╭──
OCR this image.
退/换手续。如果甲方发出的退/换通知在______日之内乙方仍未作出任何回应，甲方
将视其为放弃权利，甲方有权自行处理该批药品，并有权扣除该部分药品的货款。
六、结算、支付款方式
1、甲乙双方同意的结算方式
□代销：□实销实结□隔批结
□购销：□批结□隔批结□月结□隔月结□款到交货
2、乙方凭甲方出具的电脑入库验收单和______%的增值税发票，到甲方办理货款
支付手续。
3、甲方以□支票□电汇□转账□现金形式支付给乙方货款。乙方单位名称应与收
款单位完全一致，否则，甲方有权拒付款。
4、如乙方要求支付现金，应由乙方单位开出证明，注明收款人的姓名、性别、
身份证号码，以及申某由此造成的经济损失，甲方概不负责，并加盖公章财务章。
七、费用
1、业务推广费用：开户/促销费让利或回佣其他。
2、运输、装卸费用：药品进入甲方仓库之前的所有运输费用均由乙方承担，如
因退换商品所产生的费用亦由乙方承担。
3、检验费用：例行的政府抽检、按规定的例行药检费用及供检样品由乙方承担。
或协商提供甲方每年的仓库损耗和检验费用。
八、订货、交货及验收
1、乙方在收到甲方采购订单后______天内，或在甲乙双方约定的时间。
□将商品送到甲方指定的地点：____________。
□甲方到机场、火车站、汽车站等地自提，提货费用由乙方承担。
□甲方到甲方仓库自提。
╰──
**Your task**
Return the entries above exactly as they appear.

**Response to the exercise**
OCR this image.
退/换手续。如果甲方发出的退/换通知在______日之内乙方仍未作出任何回应，甲方
将视其为放弃权利，甲方有权自行处理该批药品，并有权扣除该部分药品的货款。
六、结算、支付款方式
1、甲乙双方同意的结算方式
□代销：□实销实结□隔批结
□购销：□批结□隔批结□月结□隔月结□款到交货
2、乙方凭甲方出具的电脑入库验收单和______%的增值税发票，到甲方办理货款
支付手续。
3、甲方以□支票□电汇□转账□现金形式支付给乙方货款。乙方单位名称应与收
款单位完全一致，否则，甲方有权拒付款。
4、如乙方要求支付现金，应由乙方单位开出证明，注明收款人的姓名、性别、
身份证号码，以及申某由此造成的经济损失，甲方概不负责，并加盖公章财务章。
七、费用
1、业务推广费用：开户/促销费让利或回佣其他。
2、运输、装卸费用：药品进入甲方仓库之前的所有运输费用均由乙方承担，如
因退换商品所产生的费用亦由乙方承担。
3、检验费用：例行的政府抽检、按规定的例行药检费用及供检样品由乙方承担。
或协商提供甲方每年的仓库损耗和检验费用。
八、订货、交货及验收
1、乙方在收到甲方采购订单后______天内，或在甲乙双方约定的时间。
□将商品送到甲方指定的地点：____________。
□甲方到机场、火车站、汽车站等地自提，提货费用由乙方承担。
□甲方到甲方仓库自提。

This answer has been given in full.